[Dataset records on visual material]
_ _ _

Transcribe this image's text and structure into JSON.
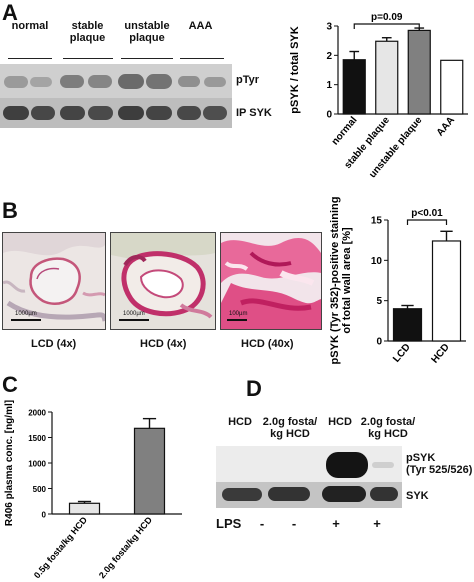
{
  "panelA": {
    "letter": "A",
    "groups": [
      {
        "label": "normal"
      },
      {
        "label": "stable\nplaque"
      },
      {
        "label": "unstable\nplaque"
      },
      {
        "label": "AAA"
      }
    ],
    "band_labels": [
      "pTyr",
      "IP SYK"
    ]
  },
  "panelB": {
    "letter": "B",
    "images": [
      {
        "caption": "LCD (4x)",
        "scale": "1000µm"
      },
      {
        "caption": "HCD (4x)",
        "scale": "1000µm"
      },
      {
        "caption": "HCD (40x)",
        "scale": "100µm"
      }
    ]
  },
  "panelC": {
    "letter": "C"
  },
  "panelD": {
    "letter": "D",
    "columns": [
      "HCD",
      "2.0g fosta/\nkg HCD",
      "HCD",
      "2.0g fosta/\nkg HCD"
    ],
    "band_labels": [
      "pSYK\n(Tyr 525/526)",
      "SYK"
    ],
    "lps_label": "LPS",
    "lps_values": [
      "-",
      "-",
      "+",
      "+"
    ]
  },
  "colors": {
    "black": "#111111",
    "light_gray": "#e6e6e6",
    "mid_gray": "#808080",
    "white": "#ffffff"
  },
  "chart_data": [
    {
      "id": "A",
      "type": "bar",
      "categories": [
        "normal",
        "stable plaque",
        "unstable plaque",
        "AAA"
      ],
      "values": [
        1.85,
        2.48,
        2.85,
        1.83
      ],
      "errors": [
        0.28,
        0.12,
        0.08,
        0
      ],
      "colors": [
        "#111111",
        "#e6e6e6",
        "#808080",
        "#ffffff"
      ],
      "ylabel": "pSYK / total SYK",
      "ylim": [
        0,
        3
      ],
      "yticks": [
        0,
        1,
        2,
        3
      ],
      "annotation": {
        "text": "p=0.09",
        "from": 0,
        "to": 2
      }
    },
    {
      "id": "B",
      "type": "bar",
      "categories": [
        "LCD",
        "HCD"
      ],
      "values": [
        4.0,
        12.4
      ],
      "errors": [
        0.4,
        1.2
      ],
      "colors": [
        "#111111",
        "#ffffff"
      ],
      "ylabel": "pSYK (Tyr 352)-positive staining\nof total wall area [%]",
      "ylim": [
        0,
        15
      ],
      "yticks": [
        0,
        5,
        10,
        15
      ],
      "annotation": {
        "text": "p<0.01",
        "from": 0,
        "to": 1
      }
    },
    {
      "id": "C",
      "type": "bar",
      "categories": [
        "0.5g fosta/kg HCD",
        "2.0g fosta/kg HCD"
      ],
      "values": [
        210,
        1680
      ],
      "errors": [
        35,
        190
      ],
      "colors": [
        "#e6e6e6",
        "#808080"
      ],
      "ylabel": "R406 plasma conc. [ng/ml]",
      "ylim": [
        0,
        2000
      ],
      "yticks": [
        0,
        500,
        1000,
        1500,
        2000
      ]
    }
  ]
}
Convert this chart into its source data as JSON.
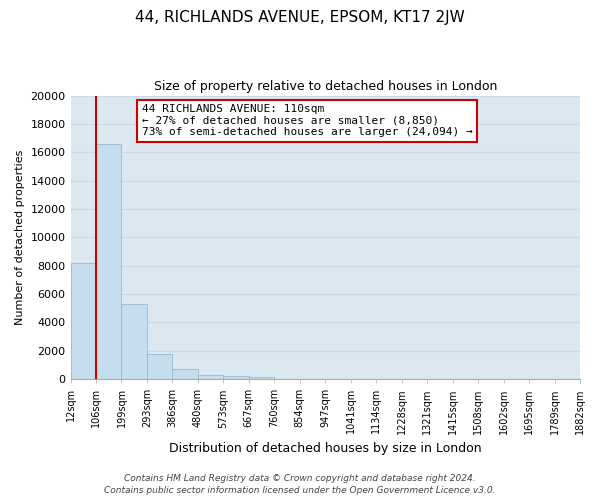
{
  "title": "44, RICHLANDS AVENUE, EPSOM, KT17 2JW",
  "subtitle": "Size of property relative to detached houses in London",
  "xlabel": "Distribution of detached houses by size in London",
  "ylabel": "Number of detached properties",
  "bar_values": [
    8200,
    16600,
    5300,
    1750,
    750,
    300,
    200,
    150,
    0,
    0,
    0,
    0,
    0,
    0,
    0,
    0,
    0,
    0,
    0,
    0
  ],
  "bin_edge_labels": [
    "12sqm",
    "106sqm",
    "199sqm",
    "293sqm",
    "386sqm",
    "480sqm",
    "573sqm",
    "667sqm",
    "760sqm",
    "854sqm",
    "947sqm",
    "1041sqm",
    "1134sqm",
    "1228sqm",
    "1321sqm",
    "1415sqm",
    "1508sqm",
    "1602sqm",
    "1695sqm",
    "1789sqm",
    "1882sqm"
  ],
  "bar_color": "#c5dded",
  "bar_edge_color": "#8ab4cc",
  "vline_color": "#cc0000",
  "vline_bin_edge": 1,
  "ylim": [
    0,
    20000
  ],
  "yticks": [
    0,
    2000,
    4000,
    6000,
    8000,
    10000,
    12000,
    14000,
    16000,
    18000,
    20000
  ],
  "annotation_line1": "44 RICHLANDS AVENUE: 110sqm",
  "annotation_line2": "← 27% of detached houses are smaller (8,850)",
  "annotation_line3": "73% of semi-detached houses are larger (24,094) →",
  "annotation_box_facecolor": "#ffffff",
  "annotation_box_edgecolor": "#cc0000",
  "grid_color": "#c8d8e8",
  "bg_color": "#dce8f0",
  "footer_line1": "Contains HM Land Registry data © Crown copyright and database right 2024.",
  "footer_line2": "Contains public sector information licensed under the Open Government Licence v3.0.",
  "title_fontsize": 11,
  "subtitle_fontsize": 9,
  "xlabel_fontsize": 9,
  "ylabel_fontsize": 8,
  "tick_label_fontsize": 7,
  "ytick_fontsize": 8,
  "annotation_fontsize": 8,
  "footer_fontsize": 6.5
}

_ _ _

PROBLEM
Pictures are excluded; copy all other data exactly as shown.

CORRECT RESULT
Transcribe this image's text and structure into JSON.
{
  "panelA": {
    "letter": "A",
    "groups": [
      {
        "label": "normal"
      },
      {
        "label": "stable\nplaque"
      },
      {
        "label": "unstable\nplaque"
      },
      {
        "label": "AAA"
      }
    ],
    "band_labels": [
      "pTyr",
      "IP SYK"
    ]
  },
  "panelB": {
    "letter": "B",
    "images": [
      {
        "caption": "LCD (4x)",
        "scale": "1000µm"
      },
      {
        "caption": "HCD (4x)",
        "scale": "1000µm"
      },
      {
        "caption": "HCD (40x)",
        "scale": "100µm"
      }
    ]
  },
  "panelC": {
    "letter": "C"
  },
  "panelD": {
    "letter": "D",
    "columns": [
      "HCD",
      "2.0g fosta/\nkg HCD",
      "HCD",
      "2.0g fosta/\nkg HCD"
    ],
    "band_labels": [
      "pSYK\n(Tyr 525/526)",
      "SYK"
    ],
    "lps_label": "LPS",
    "lps_values": [
      "-",
      "-",
      "+",
      "+"
    ]
  },
  "colors": {
    "black": "#111111",
    "light_gray": "#e6e6e6",
    "mid_gray": "#808080",
    "white": "#ffffff"
  },
  "chart_data": [
    {
      "id": "A",
      "type": "bar",
      "categories": [
        "normal",
        "stable plaque",
        "unstable plaque",
        "AAA"
      ],
      "values": [
        1.85,
        2.48,
        2.85,
        1.83
      ],
      "errors": [
        0.28,
        0.12,
        0.08,
        0
      ],
      "colors": [
        "#111111",
        "#e6e6e6",
        "#808080",
        "#ffffff"
      ],
      "ylabel": "pSYK / total SYK",
      "ylim": [
        0,
        3
      ],
      "yticks": [
        0,
        1,
        2,
        3
      ],
      "annotation": {
        "text": "p=0.09",
        "from": 0,
        "to": 2
      }
    },
    {
      "id": "B",
      "type": "bar",
      "categories": [
        "LCD",
        "HCD"
      ],
      "values": [
        4.0,
        12.4
      ],
      "errors": [
        0.4,
        1.2
      ],
      "colors": [
        "#111111",
        "#ffffff"
      ],
      "ylabel": "pSYK (Tyr 352)-positive staining\nof total wall area [%]",
      "ylim": [
        0,
        15
      ],
      "yticks": [
        0,
        5,
        10,
        15
      ],
      "annotation": {
        "text": "p<0.01",
        "from": 0,
        "to": 1
      }
    },
    {
      "id": "C",
      "type": "bar",
      "categories": [
        "0.5g fosta/kg HCD",
        "2.0g fosta/kg HCD"
      ],
      "values": [
        210,
        1680
      ],
      "errors": [
        35,
        190
      ],
      "colors": [
        "#e6e6e6",
        "#808080"
      ],
      "ylabel": "R406 plasma conc. [ng/ml]",
      "ylim": [
        0,
        2000
      ],
      "yticks": [
        0,
        500,
        1000,
        1500,
        2000
      ]
    }
  ]
}
Convert this chart into its source data as JSON.
{
  "title": "44, RICHLANDS AVENUE, EPSOM, KT17 2JW",
  "subtitle": "Size of property relative to detached houses in London",
  "xlabel": "Distribution of detached houses by size in London",
  "ylabel": "Number of detached properties",
  "bar_values": [
    8200,
    16600,
    5300,
    1750,
    750,
    300,
    200,
    150,
    0,
    0,
    0,
    0,
    0,
    0,
    0,
    0,
    0,
    0,
    0,
    0
  ],
  "bin_edge_labels": [
    "12sqm",
    "106sqm",
    "199sqm",
    "293sqm",
    "386sqm",
    "480sqm",
    "573sqm",
    "667sqm",
    "760sqm",
    "854sqm",
    "947sqm",
    "1041sqm",
    "1134sqm",
    "1228sqm",
    "1321sqm",
    "1415sqm",
    "1508sqm",
    "1602sqm",
    "1695sqm",
    "1789sqm",
    "1882sqm"
  ],
  "bar_color": "#c5dded",
  "bar_edge_color": "#8ab4cc",
  "vline_color": "#cc0000",
  "vline_bin_edge": 1,
  "ylim": [
    0,
    20000
  ],
  "yticks": [
    0,
    2000,
    4000,
    6000,
    8000,
    10000,
    12000,
    14000,
    16000,
    18000,
    20000
  ],
  "annotation_line1": "44 RICHLANDS AVENUE: 110sqm",
  "annotation_line2": "← 27% of detached houses are smaller (8,850)",
  "annotation_line3": "73% of semi-detached houses are larger (24,094) →",
  "annotation_box_facecolor": "#ffffff",
  "annotation_box_edgecolor": "#cc0000",
  "grid_color": "#c8d8e8",
  "bg_color": "#dce8f0",
  "footer_line1": "Contains HM Land Registry data © Crown copyright and database right 2024.",
  "footer_line2": "Contains public sector information licensed under the Open Government Licence v3.0.",
  "title_fontsize": 11,
  "subtitle_fontsize": 9,
  "xlabel_fontsize": 9,
  "ylabel_fontsize": 8,
  "tick_label_fontsize": 7,
  "ytick_fontsize": 8,
  "annotation_fontsize": 8,
  "footer_fontsize": 6.5
}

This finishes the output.